## begin Data entries

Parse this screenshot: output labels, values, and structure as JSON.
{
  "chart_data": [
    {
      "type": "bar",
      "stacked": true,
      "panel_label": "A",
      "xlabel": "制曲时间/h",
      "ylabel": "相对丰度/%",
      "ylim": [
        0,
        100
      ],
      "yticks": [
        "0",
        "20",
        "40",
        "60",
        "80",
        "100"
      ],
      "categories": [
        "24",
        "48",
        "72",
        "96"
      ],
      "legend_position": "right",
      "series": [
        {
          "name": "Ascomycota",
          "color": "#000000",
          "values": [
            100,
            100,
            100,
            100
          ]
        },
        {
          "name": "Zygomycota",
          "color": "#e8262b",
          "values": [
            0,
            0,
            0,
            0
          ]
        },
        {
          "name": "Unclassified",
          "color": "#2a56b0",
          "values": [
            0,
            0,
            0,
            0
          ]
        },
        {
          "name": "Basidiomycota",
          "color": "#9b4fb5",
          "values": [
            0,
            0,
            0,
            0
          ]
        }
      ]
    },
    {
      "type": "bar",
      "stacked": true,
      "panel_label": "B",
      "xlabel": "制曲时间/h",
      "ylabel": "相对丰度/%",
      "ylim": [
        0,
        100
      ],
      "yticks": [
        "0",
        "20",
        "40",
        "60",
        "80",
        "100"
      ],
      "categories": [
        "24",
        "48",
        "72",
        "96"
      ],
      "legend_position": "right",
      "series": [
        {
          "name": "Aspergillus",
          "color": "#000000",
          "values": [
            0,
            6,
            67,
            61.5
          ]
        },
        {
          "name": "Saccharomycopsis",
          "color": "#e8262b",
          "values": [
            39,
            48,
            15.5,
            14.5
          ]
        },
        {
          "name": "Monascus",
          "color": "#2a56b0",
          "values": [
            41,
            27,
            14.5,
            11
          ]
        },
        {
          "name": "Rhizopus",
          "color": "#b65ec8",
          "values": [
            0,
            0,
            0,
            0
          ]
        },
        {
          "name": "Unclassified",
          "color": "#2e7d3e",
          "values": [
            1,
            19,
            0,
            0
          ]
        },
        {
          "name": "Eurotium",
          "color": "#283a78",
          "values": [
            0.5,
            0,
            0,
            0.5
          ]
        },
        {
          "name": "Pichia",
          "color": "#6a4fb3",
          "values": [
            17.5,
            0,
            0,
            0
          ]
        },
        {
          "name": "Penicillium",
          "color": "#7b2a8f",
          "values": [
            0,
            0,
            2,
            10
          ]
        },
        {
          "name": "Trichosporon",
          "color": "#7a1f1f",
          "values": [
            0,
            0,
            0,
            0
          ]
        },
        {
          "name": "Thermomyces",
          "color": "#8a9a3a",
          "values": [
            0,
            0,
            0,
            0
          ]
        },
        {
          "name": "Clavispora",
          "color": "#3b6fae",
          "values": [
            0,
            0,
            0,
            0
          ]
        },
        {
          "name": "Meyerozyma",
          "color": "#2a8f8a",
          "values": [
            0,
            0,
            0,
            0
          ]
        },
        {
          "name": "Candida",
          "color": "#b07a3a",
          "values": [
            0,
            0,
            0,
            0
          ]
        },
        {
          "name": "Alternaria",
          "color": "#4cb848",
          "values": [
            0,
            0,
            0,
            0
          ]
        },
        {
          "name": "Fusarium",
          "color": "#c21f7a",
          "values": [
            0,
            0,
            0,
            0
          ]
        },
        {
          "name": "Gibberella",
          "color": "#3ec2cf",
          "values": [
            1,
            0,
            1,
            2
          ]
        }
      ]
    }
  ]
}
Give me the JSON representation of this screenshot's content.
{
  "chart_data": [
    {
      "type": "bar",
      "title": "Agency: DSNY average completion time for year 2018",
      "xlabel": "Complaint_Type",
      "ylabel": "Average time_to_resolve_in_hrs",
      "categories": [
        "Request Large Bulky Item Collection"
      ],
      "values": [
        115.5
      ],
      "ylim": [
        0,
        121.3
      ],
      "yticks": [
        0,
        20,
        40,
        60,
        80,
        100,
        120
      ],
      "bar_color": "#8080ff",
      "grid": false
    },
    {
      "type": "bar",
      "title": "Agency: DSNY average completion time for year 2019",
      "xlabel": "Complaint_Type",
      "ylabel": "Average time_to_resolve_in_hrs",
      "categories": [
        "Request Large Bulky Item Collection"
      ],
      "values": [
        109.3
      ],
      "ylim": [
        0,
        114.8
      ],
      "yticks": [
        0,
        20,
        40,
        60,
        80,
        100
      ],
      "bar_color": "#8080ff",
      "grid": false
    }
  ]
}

## end Data entries

▶ _What needs to be done_:
Reproduce all of the material above word for word.

▶ _Result for this exercise_:
Parse this screenshot: output labels, values, and structure as JSON.
{
  "chart_data": [
    {
      "type": "bar",
      "stacked": true,
      "panel_label": "A",
      "xlabel": "制曲时间/h",
      "ylabel": "相对丰度/%",
      "ylim": [
        0,
        100
      ],
      "yticks": [
        "0",
        "20",
        "40",
        "60",
        "80",
        "100"
      ],
      "categories": [
        "24",
        "48",
        "72",
        "96"
      ],
      "legend_position": "right",
      "series": [
        {
          "name": "Ascomycota",
          "color": "#000000",
          "values": [
            100,
            100,
            100,
            100
          ]
        },
        {
          "name": "Zygomycota",
          "color": "#e8262b",
          "values": [
            0,
            0,
            0,
            0
          ]
        },
        {
          "name": "Unclassified",
          "color": "#2a56b0",
          "values": [
            0,
            0,
            0,
            0
          ]
        },
        {
          "name": "Basidiomycota",
          "color": "#9b4fb5",
          "values": [
            0,
            0,
            0,
            0
          ]
        }
      ]
    },
    {
      "type": "bar",
      "stacked": true,
      "panel_label": "B",
      "xlabel": "制曲时间/h",
      "ylabel": "相对丰度/%",
      "ylim": [
        0,
        100
      ],
      "yticks": [
        "0",
        "20",
        "40",
        "60",
        "80",
        "100"
      ],
      "categories": [
        "24",
        "48",
        "72",
        "96"
      ],
      "legend_position": "right",
      "series": [
        {
          "name": "Aspergillus",
          "color": "#000000",
          "values": [
            0,
            6,
            67,
            61.5
          ]
        },
        {
          "name": "Saccharomycopsis",
          "color": "#e8262b",
          "values": [
            39,
            48,
            15.5,
            14.5
          ]
        },
        {
          "name": "Monascus",
          "color": "#2a56b0",
          "values": [
            41,
            27,
            14.5,
            11
          ]
        },
        {
          "name": "Rhizopus",
          "color": "#b65ec8",
          "values": [
            0,
            0,
            0,
            0
          ]
        },
        {
          "name": "Unclassified",
          "color": "#2e7d3e",
          "values": [
            1,
            19,
            0,
            0
          ]
        },
        {
          "name": "Eurotium",
          "color": "#283a78",
          "values": [
            0.5,
            0,
            0,
            0.5
          ]
        },
        {
          "name": "Pichia",
          "color": "#6a4fb3",
          "values": [
            17.5,
            0,
            0,
            0
          ]
        },
        {
          "name": "Penicillium",
          "color": "#7b2a8f",
          "values": [
            0,
            0,
            2,
            10
          ]
        },
        {
          "name": "Trichosporon",
          "color": "#7a1f1f",
          "values": [
            0,
            0,
            0,
            0
          ]
        },
        {
          "name": "Thermomyces",
          "color": "#8a9a3a",
          "values": [
            0,
            0,
            0,
            0
          ]
        },
        {
          "name": "Clavispora",
          "color": "#3b6fae",
          "values": [
            0,
            0,
            0,
            0
          ]
        },
        {
          "name": "Meyerozyma",
          "color": "#2a8f8a",
          "values": [
            0,
            0,
            0,
            0
          ]
        },
        {
          "name": "Candida",
          "color": "#b07a3a",
          "values": [
            0,
            0,
            0,
            0
          ]
        },
        {
          "name": "Alternaria",
          "color": "#4cb848",
          "values": [
            0,
            0,
            0,
            0
          ]
        },
        {
          "name": "Fusarium",
          "color": "#c21f7a",
          "values": [
            0,
            0,
            0,
            0
          ]
        },
        {
          "name": "Gibberella",
          "color": "#3ec2cf",
          "values": [
            1,
            0,
            1,
            2
          ]
        }
      ]
    }
  ]
}
Give me the JSON representation of this screenshot's content.
{
  "chart_data": [
    {
      "type": "bar",
      "title": "Agency: DSNY average completion time for year 2018",
      "xlabel": "Complaint_Type",
      "ylabel": "Average time_to_resolve_in_hrs",
      "categories": [
        "Request Large Bulky Item Collection"
      ],
      "values": [
        115.5
      ],
      "ylim": [
        0,
        121.3
      ],
      "yticks": [
        0,
        20,
        40,
        60,
        80,
        100,
        120
      ],
      "bar_color": "#8080ff",
      "grid": false
    },
    {
      "type": "bar",
      "title": "Agency: DSNY average completion time for year 2019",
      "xlabel": "Complaint_Type",
      "ylabel": "Average time_to_resolve_in_hrs",
      "categories": [
        "Request Large Bulky Item Collection"
      ],
      "values": [
        109.3
      ],
      "ylim": [
        0,
        114.8
      ],
      "yticks": [
        0,
        20,
        40,
        60,
        80,
        100
      ],
      "bar_color": "#8080ff",
      "grid": false
    }
  ]
}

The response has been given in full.